Identify each line in the records below that contains the word "Services", and copy it.
++++ Material supplied
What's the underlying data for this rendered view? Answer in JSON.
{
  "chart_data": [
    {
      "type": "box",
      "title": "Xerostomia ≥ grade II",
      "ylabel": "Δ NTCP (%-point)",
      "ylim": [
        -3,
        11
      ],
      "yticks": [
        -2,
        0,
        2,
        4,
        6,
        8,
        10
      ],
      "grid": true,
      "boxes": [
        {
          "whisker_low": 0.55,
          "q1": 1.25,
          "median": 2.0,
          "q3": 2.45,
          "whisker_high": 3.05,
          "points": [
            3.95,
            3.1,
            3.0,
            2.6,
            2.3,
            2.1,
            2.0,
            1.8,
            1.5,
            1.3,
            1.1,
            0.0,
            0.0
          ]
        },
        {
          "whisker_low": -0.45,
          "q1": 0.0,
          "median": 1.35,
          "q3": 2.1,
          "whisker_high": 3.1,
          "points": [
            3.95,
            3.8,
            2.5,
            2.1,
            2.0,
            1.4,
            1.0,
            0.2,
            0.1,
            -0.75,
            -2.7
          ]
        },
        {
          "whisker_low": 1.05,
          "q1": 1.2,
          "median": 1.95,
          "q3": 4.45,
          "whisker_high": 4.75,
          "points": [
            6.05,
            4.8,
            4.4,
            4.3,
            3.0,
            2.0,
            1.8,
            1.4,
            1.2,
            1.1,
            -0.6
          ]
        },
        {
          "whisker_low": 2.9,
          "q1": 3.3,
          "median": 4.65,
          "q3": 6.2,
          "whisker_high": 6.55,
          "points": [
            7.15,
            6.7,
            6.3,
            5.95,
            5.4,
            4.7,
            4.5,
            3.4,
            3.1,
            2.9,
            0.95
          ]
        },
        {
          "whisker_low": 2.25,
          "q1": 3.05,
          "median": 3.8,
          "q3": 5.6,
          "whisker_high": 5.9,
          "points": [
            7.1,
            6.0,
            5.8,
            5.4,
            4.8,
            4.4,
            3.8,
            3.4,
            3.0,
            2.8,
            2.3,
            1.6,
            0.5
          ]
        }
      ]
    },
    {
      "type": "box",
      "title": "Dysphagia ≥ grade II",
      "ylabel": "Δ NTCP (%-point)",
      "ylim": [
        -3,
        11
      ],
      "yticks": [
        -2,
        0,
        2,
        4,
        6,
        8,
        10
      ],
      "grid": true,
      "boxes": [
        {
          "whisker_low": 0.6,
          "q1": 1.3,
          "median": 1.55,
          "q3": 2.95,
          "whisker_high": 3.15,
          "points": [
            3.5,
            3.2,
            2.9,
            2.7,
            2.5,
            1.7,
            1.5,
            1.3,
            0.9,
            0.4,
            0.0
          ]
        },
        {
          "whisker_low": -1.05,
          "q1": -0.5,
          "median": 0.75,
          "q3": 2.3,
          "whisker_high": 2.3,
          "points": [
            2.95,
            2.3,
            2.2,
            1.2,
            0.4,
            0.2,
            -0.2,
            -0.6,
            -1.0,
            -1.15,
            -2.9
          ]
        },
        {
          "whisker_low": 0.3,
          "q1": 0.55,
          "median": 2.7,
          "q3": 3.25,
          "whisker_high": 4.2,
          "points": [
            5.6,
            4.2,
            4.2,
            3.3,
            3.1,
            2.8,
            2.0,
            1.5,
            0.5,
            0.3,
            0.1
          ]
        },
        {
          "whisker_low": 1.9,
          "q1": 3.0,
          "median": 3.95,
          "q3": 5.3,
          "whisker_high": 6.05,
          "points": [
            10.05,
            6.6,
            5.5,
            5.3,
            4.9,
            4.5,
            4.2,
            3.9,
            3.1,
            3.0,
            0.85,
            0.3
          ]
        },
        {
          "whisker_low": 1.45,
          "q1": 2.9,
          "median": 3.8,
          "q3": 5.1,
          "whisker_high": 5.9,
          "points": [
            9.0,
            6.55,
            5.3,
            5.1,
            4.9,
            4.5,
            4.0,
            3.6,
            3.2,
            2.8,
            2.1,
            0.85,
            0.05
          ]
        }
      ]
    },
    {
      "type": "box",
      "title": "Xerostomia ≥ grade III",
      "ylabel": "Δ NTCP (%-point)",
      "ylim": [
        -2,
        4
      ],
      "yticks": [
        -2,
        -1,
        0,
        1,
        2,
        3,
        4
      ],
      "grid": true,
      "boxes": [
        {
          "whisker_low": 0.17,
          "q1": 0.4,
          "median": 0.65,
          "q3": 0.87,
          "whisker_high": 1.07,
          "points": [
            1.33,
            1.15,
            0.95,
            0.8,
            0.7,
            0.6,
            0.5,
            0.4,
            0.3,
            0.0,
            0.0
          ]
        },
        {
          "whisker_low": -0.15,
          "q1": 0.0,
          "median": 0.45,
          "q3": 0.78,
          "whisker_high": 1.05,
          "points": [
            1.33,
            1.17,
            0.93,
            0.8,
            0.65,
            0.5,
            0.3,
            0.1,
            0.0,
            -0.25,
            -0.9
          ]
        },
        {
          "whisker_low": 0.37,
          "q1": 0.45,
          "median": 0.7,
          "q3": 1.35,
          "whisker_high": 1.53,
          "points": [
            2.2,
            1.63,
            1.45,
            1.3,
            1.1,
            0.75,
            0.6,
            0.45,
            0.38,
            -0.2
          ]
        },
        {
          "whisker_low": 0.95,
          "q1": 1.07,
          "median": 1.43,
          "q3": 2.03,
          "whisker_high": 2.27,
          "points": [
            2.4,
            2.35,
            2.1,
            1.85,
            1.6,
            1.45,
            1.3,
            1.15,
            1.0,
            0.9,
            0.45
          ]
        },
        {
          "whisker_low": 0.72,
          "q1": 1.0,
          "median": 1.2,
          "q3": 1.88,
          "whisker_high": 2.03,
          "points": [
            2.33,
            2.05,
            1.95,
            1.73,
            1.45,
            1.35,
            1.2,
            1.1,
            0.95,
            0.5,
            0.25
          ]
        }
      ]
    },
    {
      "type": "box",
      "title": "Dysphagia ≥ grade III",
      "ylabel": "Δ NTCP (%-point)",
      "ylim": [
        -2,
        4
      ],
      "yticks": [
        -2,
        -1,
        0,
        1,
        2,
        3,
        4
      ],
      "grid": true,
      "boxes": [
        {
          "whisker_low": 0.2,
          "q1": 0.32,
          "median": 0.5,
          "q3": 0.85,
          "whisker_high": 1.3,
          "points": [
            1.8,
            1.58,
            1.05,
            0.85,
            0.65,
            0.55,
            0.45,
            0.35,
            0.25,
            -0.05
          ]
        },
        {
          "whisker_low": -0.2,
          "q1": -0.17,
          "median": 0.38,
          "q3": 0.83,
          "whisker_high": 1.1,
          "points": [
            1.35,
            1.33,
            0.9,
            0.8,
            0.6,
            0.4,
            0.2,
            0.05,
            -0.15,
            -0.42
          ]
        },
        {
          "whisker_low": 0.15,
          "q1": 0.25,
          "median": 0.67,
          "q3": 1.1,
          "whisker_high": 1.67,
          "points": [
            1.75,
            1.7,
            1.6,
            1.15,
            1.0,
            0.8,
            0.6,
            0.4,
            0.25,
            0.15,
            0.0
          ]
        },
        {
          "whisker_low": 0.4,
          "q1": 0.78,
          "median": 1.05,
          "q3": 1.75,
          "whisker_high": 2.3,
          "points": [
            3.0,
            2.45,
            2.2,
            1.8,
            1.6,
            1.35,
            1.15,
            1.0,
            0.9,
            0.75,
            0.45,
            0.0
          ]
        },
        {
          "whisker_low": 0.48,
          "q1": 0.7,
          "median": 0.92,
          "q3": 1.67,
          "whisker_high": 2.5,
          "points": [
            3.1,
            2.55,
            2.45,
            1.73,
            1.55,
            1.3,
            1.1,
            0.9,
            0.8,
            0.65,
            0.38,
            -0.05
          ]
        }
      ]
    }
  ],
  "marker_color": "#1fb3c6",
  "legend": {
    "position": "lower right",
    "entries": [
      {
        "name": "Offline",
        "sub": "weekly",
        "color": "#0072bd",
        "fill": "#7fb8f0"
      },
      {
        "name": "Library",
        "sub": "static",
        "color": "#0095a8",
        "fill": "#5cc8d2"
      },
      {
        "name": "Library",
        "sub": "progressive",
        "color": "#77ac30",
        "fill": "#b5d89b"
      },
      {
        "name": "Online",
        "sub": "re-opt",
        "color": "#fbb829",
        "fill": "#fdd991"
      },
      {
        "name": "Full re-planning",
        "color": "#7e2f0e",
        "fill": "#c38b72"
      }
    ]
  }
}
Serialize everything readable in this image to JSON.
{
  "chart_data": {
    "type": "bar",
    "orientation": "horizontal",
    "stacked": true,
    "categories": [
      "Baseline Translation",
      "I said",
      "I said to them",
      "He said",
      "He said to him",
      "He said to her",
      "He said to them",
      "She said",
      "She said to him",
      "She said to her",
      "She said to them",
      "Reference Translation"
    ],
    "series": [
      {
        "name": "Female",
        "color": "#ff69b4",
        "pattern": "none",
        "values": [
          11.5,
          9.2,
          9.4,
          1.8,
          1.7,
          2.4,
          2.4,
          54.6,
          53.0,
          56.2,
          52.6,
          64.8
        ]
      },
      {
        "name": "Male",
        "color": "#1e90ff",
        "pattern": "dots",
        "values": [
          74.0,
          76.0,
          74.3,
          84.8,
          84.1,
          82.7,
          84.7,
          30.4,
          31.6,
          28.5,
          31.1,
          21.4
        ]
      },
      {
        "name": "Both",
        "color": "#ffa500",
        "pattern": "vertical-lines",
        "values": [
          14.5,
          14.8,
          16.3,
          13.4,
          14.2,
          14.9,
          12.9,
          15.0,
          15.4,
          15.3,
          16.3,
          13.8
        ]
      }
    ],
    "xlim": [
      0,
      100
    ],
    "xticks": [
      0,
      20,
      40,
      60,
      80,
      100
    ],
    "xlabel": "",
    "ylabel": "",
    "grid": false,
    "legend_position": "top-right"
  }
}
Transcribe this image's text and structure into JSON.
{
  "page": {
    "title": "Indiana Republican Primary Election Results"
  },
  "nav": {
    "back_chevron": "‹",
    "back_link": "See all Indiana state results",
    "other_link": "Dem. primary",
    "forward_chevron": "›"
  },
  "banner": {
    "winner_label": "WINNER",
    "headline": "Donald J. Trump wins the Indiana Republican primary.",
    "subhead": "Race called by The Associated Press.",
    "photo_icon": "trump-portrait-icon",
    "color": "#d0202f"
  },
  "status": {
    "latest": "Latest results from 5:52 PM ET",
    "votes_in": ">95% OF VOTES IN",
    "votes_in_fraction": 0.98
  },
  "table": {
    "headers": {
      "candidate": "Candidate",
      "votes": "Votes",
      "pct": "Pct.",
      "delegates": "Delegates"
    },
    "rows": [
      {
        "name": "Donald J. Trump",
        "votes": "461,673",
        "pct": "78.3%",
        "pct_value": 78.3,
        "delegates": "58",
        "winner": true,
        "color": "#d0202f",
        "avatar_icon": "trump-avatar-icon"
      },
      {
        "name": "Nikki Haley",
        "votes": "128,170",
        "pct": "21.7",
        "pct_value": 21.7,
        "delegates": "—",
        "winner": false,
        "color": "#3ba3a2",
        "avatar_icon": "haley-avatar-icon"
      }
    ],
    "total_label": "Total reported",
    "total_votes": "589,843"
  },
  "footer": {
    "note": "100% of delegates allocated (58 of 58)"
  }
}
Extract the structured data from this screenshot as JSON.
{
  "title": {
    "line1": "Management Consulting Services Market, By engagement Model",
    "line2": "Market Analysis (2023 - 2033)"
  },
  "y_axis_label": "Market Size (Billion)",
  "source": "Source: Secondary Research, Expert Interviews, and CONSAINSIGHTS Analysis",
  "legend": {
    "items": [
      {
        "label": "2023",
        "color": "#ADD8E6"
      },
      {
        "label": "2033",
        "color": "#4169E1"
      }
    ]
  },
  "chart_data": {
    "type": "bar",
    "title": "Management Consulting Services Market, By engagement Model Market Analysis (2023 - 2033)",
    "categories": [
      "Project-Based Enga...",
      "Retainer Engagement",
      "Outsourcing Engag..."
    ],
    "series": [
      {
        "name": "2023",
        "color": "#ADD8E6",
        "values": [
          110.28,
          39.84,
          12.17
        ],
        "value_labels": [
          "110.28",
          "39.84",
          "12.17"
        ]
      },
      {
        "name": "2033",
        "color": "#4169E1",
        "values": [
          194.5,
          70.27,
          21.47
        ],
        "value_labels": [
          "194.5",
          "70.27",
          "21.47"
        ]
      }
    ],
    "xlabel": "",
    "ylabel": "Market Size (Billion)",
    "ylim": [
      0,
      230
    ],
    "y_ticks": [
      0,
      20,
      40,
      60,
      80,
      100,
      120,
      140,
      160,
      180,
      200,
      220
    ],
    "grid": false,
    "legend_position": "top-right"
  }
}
++++++++
Written reply →
    "line1": "Management Consulting Services Market, By engagement Model",
    "title": "Management Consulting Services Market, By engagement Model Market Analysis (2023 - 2033)",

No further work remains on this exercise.